Directive:
Transcribe the data in full and exactly, omitting any pictures.

─── Input material ───

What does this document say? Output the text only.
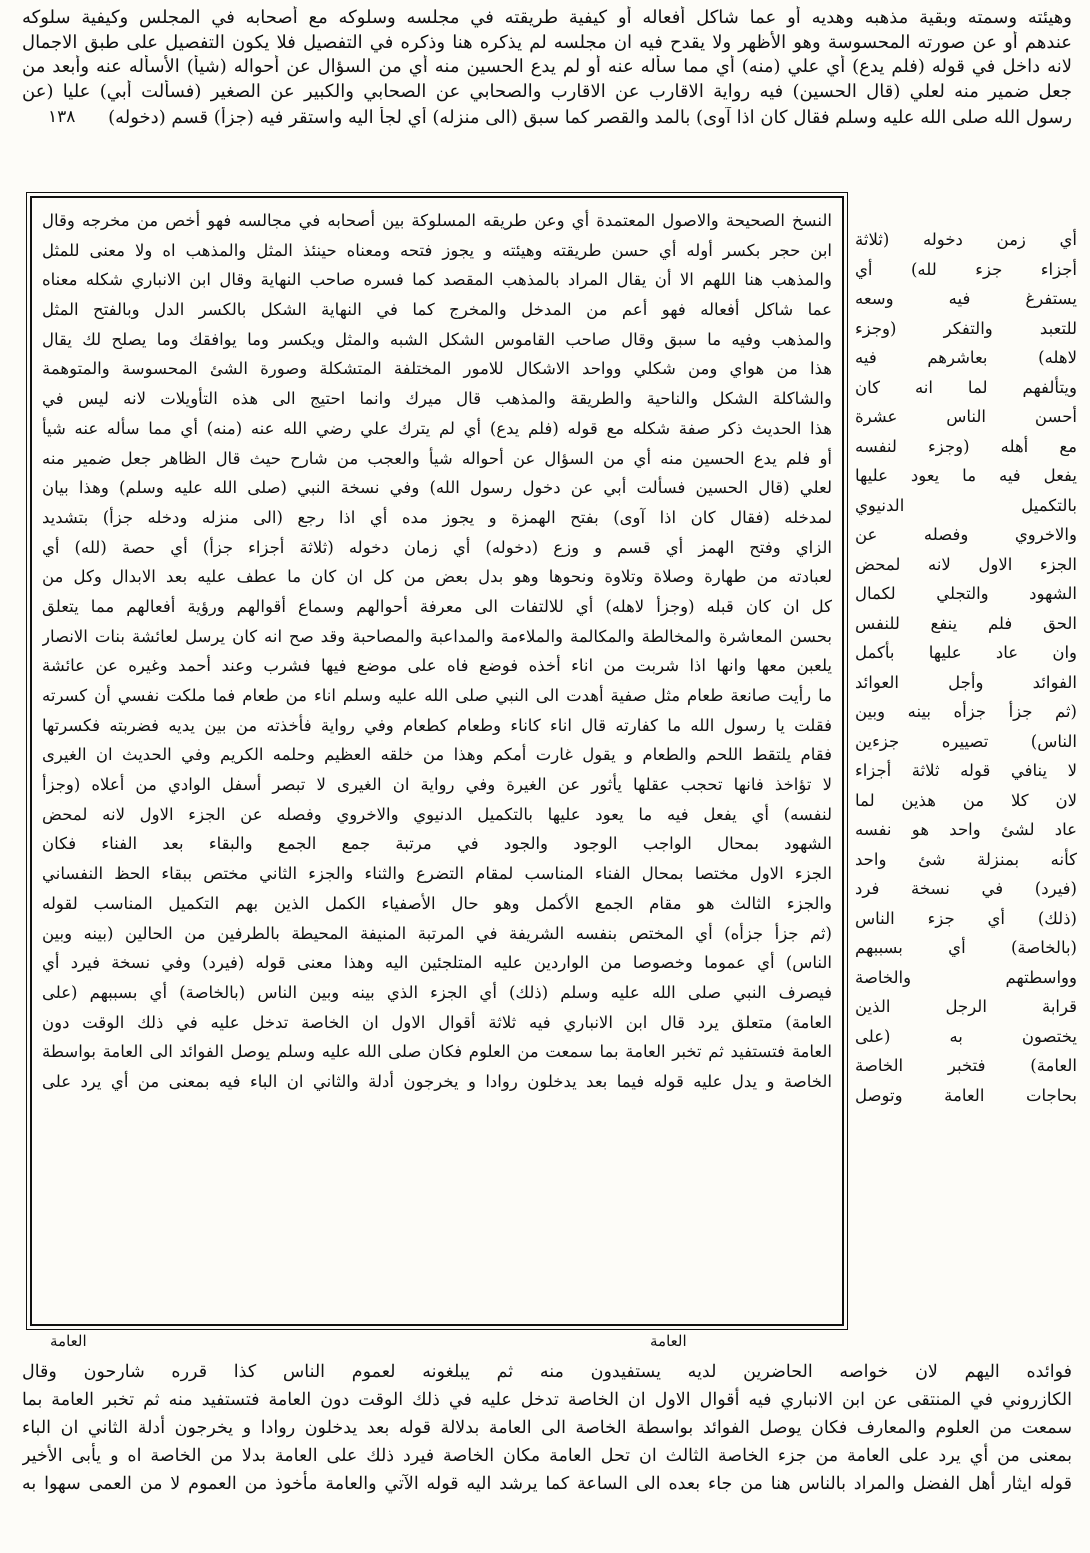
وهيئته وسمته وبقية مذهبه وهديه أو عما شاكل أفعاله أو كيفية طريقته في مجلسه وسلوكه مع أصحابه في المجلس وكيفية سلوكه
عندهم أو عن صورته المحسوسة وهو الأظهر ولا يقدح فيه ان مجلسه لم يذكره هنا وذكره في التفصيل فلا يكون التفصيل على طبق الاجمال
لانه داخل في قوله (فلم يدع) أي علي (منه) أي مما سأله عنه أو لم يدع الحسين منه أي من السؤال عن أحواله (شيأ) الأسأله عنه وأبعد من
جعل ضمير منه لعلي (قال الحسين) فيه رواية الاقارب عن الاقارب والصحابي عن الصحابي والكبير عن الصغير (فسألت أبي) عليا (عن
رسول الله صلى الله عليه وسلم فقال كان اذا آوى) بالمد والقصر كما سبق (الى منزله) أي لجأ اليه واستقر فيه (جزأ) قسم (دخوله)
١٣٨
أي زمن دخوله (ثلاثة
أجزاء جزء لله) أي
يستفرغ فيه وسعه
للتعبد والتفكر (وجزء
لاهله) بعاشرهم فيه
ويتألفهم لما انه كان
أحسن الناس عشرة
مع أهله (وجزء لنفسه
يفعل فيه ما يعود عليها
بالتكميل الدنيوي
والاخروي وفصله عن
الجزء الاول لانه لمحض
الشهود والتجلي لكمال
الحق فلم ينفع للنفس
وان عاد عليها بأكمل
الفوائد وأجل العوائد
(ثم جزأ جزأه بينه وبين
الناس) تصييره جزءين
لا ينافي قوله ثلاثة أجزاء
لان كلا من هذين لما
عاد لشئ واحد هو نفسه
كأنه بمنزلة شئ واحد
(فيرد) في نسخة فرد
(ذلك) أي جزء الناس
(بالخاصة) أي بسببهم
وواسطتهم والخاصة
قرابة الرجل الذين
يختصون به (على
العامة) فتخبر الخاصة
بحاجات العامة وتوصل
النسخ الصحيحة والاصول المعتمدة أي وعن طريقه المسلوكة بين أصحابه في مجالسه فهو أخص من مخرجه وقال
ابن حجر بكسر أوله أي حسن طريقته وهيئته و يجوز فتحه ومعناه حينئذ المثل والمذهب اه ولا معنى للمثل
والمذهب هنا اللهم الا أن يقال المراد بالمذهب المقصد كما فسره صاحب النهاية وقال ابن الانباري شكله معناه
عما شاكل أفعاله فهو أعم من المدخل والمخرج كما في النهاية الشكل بالكسر الدل وبالفتح المثل
والمذهب وفيه ما سبق وقال صاحب القاموس الشكل الشبه والمثل ويكسر وما يوافقك وما يصلح لك يقال
هذا من هواي ومن شكلي وواحد الاشكال للامور المختلفة المتشكلة وصورة الشئ المحسوسة والمتوهمة
والشاكلة الشكل والناحية والطريقة والمذهب قال ميرك وانما احتيج الى هذه التأويلات لانه ليس في
هذا الحديث ذكر صفة شكله مع قوله (فلم يدع) أي لم يترك علي رضي الله عنه (منه) أي مما سأله عنه شيأ
أو فلم يدع الحسين منه أي من السؤال عن أحواله شيأ والعجب من شارح حيث قال الظاهر جعل ضمير منه
لعلي (قال الحسين فسألت أبي عن دخول رسول الله) وفي نسخة النبي (صلى الله عليه وسلم) وهذا بيان
لمدخله (فقال كان اذا آوى) بفتح الهمزة و يجوز مده أي اذا رجع (الى منزله ودخله جزأ) بتشديد
الزاي وفتح الهمز أي قسم و وزع (دخوله) أي زمان دخوله (ثلاثة أجزاء جزأ) أي حصة (لله) أي
لعبادته من طهارة وصلاة وتلاوة ونحوها وهو بدل بعض من كل ان كان ما عطف عليه بعد الابدال وكل من
كل ان كان قبله (وجزأ لاهله) أي للالتفات الى معرفة أحوالهم وسماع أقوالهم ورؤية أفعالهم مما يتعلق
بحسن المعاشرة والمخالطة والمكالمة والملاءمة والمداعبة والمصاحبة وقد صح انه كان يرسل لعائشة بنات الانصار
يلعبن معها وانها اذا شربت من اناء أخذه فوضع فاه على موضع فيها فشرب وعند أحمد وغيره عن عائشة
ما رأيت صانعة طعام مثل صفية أهدت الى النبي صلى الله عليه وسلم اناء من طعام فما ملكت نفسي أن كسرته
فقلت يا رسول الله ما كفارته قال اناء كاناء وطعام كطعام وفي رواية فأخذته من بين يديه فضربته فكسرتها
فقام يلتقط اللحم والطعام و يقول غارت أمكم وهذا من خلقه العظيم وحلمه الكريم وفي الحديث ان الغيرى
لا تؤاخذ فانها تحجب عقلها يأثور عن الغيرة وفي رواية ان الغيرى لا تبصر أسفل الوادي من أعلاه (وجزأ
لنفسه) أي يفعل فيه ما يعود عليها بالتكميل الدنيوي والاخروي وفصله عن الجزء الاول لانه لمحض
الشهود بمحال الواجب الوجود والجود في مرتبة جمع الجمع والبقاء بعد الفناء فكان
الجزء الاول مختصا بمحال الفناء المناسب لمقام التضرع والثناء والجزء الثاني مختص ببقاء الحظ النفساني
والجزء الثالث هو مقام الجمع الأكمل وهو حال الأصفياء الكمل الذين بهم التكميل المناسب لقوله
(ثم جزأ جزأه) أي المختص بنفسه الشريفة في المرتبة المنيفة المحيطة بالطرفين من الحالين (بينه وبين
الناس) أي عموما وخصوصا من الواردين عليه المتلجئين اليه وهذا معنى قوله (فيرد) وفي نسخة فيرد أي
فيصرف النبي صلى الله عليه وسلم (ذلك) أي الجزء الذي بينه وبين الناس (بالخاصة) أي بسببهم (على
العامة) متعلق يرد قال ابن الانباري فيه ثلاثة أقوال الاول ان الخاصة تدخل عليه في ذلك الوقت دون
العامة فتستفيد ثم تخبر العامة بما سمعت من العلوم فكان صلى الله عليه وسلم يوصل الفوائد الى العامة بواسطة
الخاصة و يدل عليه قوله فيما بعد يدخلون روادا و يخرجون أدلة والثاني ان الباء فيه بمعنى من أي يرد على
العامة	العامة
فوائده اليهم لان خواصه الحاضرين لديه يستفيدون منه ثم يبلغونه لعموم الناس كذا قرره شارحون وقال
الكازروني في المنتقى عن ابن الانباري فيه أقوال الاول ان الخاصة تدخل عليه في ذلك الوقت دون العامة فتستفيد منه ثم تخبر العامة بما
سمعت من العلوم والمعارف فكان يوصل الفوائد بواسطة الخاصة الى العامة بدلالة قوله بعد يدخلون روادا و يخرجون أدلة الثاني ان الباء
بمعنى من أي يرد على العامة من جزء الخاصة الثالث ان تحل العامة مكان الخاصة فيرد ذلك على العامة بدلا من الخاصة اه و يأبى الأخير
قوله ايثار أهل الفضل والمراد بالناس هنا من جاء بعده الى الساعة كما يرشد اليه قوله الآتي والعامة مأخوذ من العموم لا من العمى سهوا به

───

Output:
What does this document say? Output the text only.
وهيئته وسمته وبقية مذهبه وهديه أو عما شاكل أفعاله أو كيفية طريقته في مجلسه وسلوكه مع أصحابه في المجلس وكيفية سلوكه
عندهم أو عن صورته المحسوسة وهو الأظهر ولا يقدح فيه ان مجلسه لم يذكره هنا وذكره في التفصيل فلا يكون التفصيل على طبق الاجمال
لانه داخل في قوله (فلم يدع) أي علي (منه) أي مما سأله عنه أو لم يدع الحسين منه أي من السؤال عن أحواله (شيأ) الأسأله عنه وأبعد من
جعل ضمير منه لعلي (قال الحسين) فيه رواية الاقارب عن الاقارب والصحابي عن الصحابي والكبير عن الصغير (فسألت أبي) عليا (عن
رسول الله صلى الله عليه وسلم فقال كان اذا آوى) بالمد والقصر كما سبق (الى منزله) أي لجأ اليه واستقر فيه (جزأ) قسم (دخوله)
١٣٨
أي زمن دخوله (ثلاثة
أجزاء جزء لله) أي
يستفرغ فيه وسعه
للتعبد والتفكر (وجزء
لاهله) بعاشرهم فيه
ويتألفهم لما انه كان
أحسن الناس عشرة
مع أهله (وجزء لنفسه
يفعل فيه ما يعود عليها
بالتكميل الدنيوي
والاخروي وفصله عن
الجزء الاول لانه لمحض
الشهود والتجلي لكمال
الحق فلم ينفع للنفس
وان عاد عليها بأكمل
الفوائد وأجل العوائد
(ثم جزأ جزأه بينه وبين
الناس) تصييره جزءين
لا ينافي قوله ثلاثة أجزاء
لان كلا من هذين لما
عاد لشئ واحد هو نفسه
كأنه بمنزلة شئ واحد
(فيرد) في نسخة فرد
(ذلك) أي جزء الناس
(بالخاصة) أي بسببهم
وواسطتهم والخاصة
قرابة الرجل الذين
يختصون به (على
العامة) فتخبر الخاصة
بحاجات العامة وتوصل
النسخ الصحيحة والاصول المعتمدة أي وعن طريقه المسلوكة بين أصحابه في مجالسه فهو أخص من مخرجه وقال
ابن حجر بكسر أوله أي حسن طريقته وهيئته و يجوز فتحه ومعناه حينئذ المثل والمذهب اه ولا معنى للمثل
والمذهب هنا اللهم الا أن يقال المراد بالمذهب المقصد كما فسره صاحب النهاية وقال ابن الانباري شكله معناه
عما شاكل أفعاله فهو أعم من المدخل والمخرج كما في النهاية الشكل بالكسر الدل وبالفتح المثل
والمذهب وفيه ما سبق وقال صاحب القاموس الشكل الشبه والمثل ويكسر وما يوافقك وما يصلح لك يقال
هذا من هواي ومن شكلي وواحد الاشكال للامور المختلفة المتشكلة وصورة الشئ المحسوسة والمتوهمة
والشاكلة الشكل والناحية والطريقة والمذهب قال ميرك وانما احتيج الى هذه التأويلات لانه ليس في
هذا الحديث ذكر صفة شكله مع قوله (فلم يدع) أي لم يترك علي رضي الله عنه (منه) أي مما سأله عنه شيأ
أو فلم يدع الحسين منه أي من السؤال عن أحواله شيأ والعجب من شارح حيث قال الظاهر جعل ضمير منه
لعلي (قال الحسين فسألت أبي عن دخول رسول الله) وفي نسخة النبي (صلى الله عليه وسلم) وهذا بيان
لمدخله (فقال كان اذا آوى) بفتح الهمزة و يجوز مده أي اذا رجع (الى منزله ودخله جزأ) بتشديد
الزاي وفتح الهمز أي قسم و وزع (دخوله) أي زمان دخوله (ثلاثة أجزاء جزأ) أي حصة (لله) أي
لعبادته من طهارة وصلاة وتلاوة ونحوها وهو بدل بعض من كل ان كان ما عطف عليه بعد الابدال وكل من
كل ان كان قبله (وجزأ لاهله) أي للالتفات الى معرفة أحوالهم وسماع أقوالهم ورؤية أفعالهم مما يتعلق
بحسن المعاشرة والمخالطة والمكالمة والملاءمة والمداعبة والمصاحبة وقد صح انه كان يرسل لعائشة بنات الانصار
يلعبن معها وانها اذا شربت من اناء أخذه فوضع فاه على موضع فيها فشرب وعند أحمد وغيره عن عائشة
ما رأيت صانعة طعام مثل صفية أهدت الى النبي صلى الله عليه وسلم اناء من طعام فما ملكت نفسي أن كسرته
فقلت يا رسول الله ما كفارته قال اناء كاناء وطعام كطعام وفي رواية فأخذته من بين يديه فضربته فكسرتها
فقام يلتقط اللحم والطعام و يقول غارت أمكم وهذا من خلقه العظيم وحلمه الكريم وفي الحديث ان الغيرى
لا تؤاخذ فانها تحجب عقلها يأثور عن الغيرة وفي رواية ان الغيرى لا تبصر أسفل الوادي من أعلاه (وجزأ
لنفسه) أي يفعل فيه ما يعود عليها بالتكميل الدنيوي والاخروي وفصله عن الجزء الاول لانه لمحض
الشهود بمحال الواجب الوجود والجود في مرتبة جمع الجمع والبقاء بعد الفناء فكان
الجزء الاول مختصا بمحال الفناء المناسب لمقام التضرع والثناء والجزء الثاني مختص ببقاء الحظ النفساني
والجزء الثالث هو مقام الجمع الأكمل وهو حال الأصفياء الكمل الذين بهم التكميل المناسب لقوله
(ثم جزأ جزأه) أي المختص بنفسه الشريفة في المرتبة المنيفة المحيطة بالطرفين من الحالين (بينه وبين
الناس) أي عموما وخصوصا من الواردين عليه المتلجئين اليه وهذا معنى قوله (فيرد) وفي نسخة فيرد أي
فيصرف النبي صلى الله عليه وسلم (ذلك) أي الجزء الذي بينه وبين الناس (بالخاصة) أي بسببهم (على
العامة) متعلق يرد قال ابن الانباري فيه ثلاثة أقوال الاول ان الخاصة تدخل عليه في ذلك الوقت دون
العامة فتستفيد ثم تخبر العامة بما سمعت من العلوم فكان صلى الله عليه وسلم يوصل الفوائد الى العامة بواسطة
الخاصة و يدل عليه قوله فيما بعد يدخلون روادا و يخرجون أدلة والثاني ان الباء فيه بمعنى من أي يرد على
العامة	العامة
فوائده اليهم لان خواصه الحاضرين لديه يستفيدون منه ثم يبلغونه لعموم الناس كذا قرره شارحون وقال
الكازروني في المنتقى عن ابن الانباري فيه أقوال الاول ان الخاصة تدخل عليه في ذلك الوقت دون العامة فتستفيد منه ثم تخبر العامة بما
سمعت من العلوم والمعارف فكان يوصل الفوائد بواسطة الخاصة الى العامة بدلالة قوله بعد يدخلون روادا و يخرجون أدلة الثاني ان الباء
بمعنى من أي يرد على العامة من جزء الخاصة الثالث ان تحل العامة مكان الخاصة فيرد ذلك على العامة بدلا من الخاصة اه و يأبى الأخير
قوله ايثار أهل الفضل والمراد بالناس هنا من جاء بعده الى الساعة كما يرشد اليه قوله الآتي والعامة مأخوذ من العموم لا من العمى سهوا به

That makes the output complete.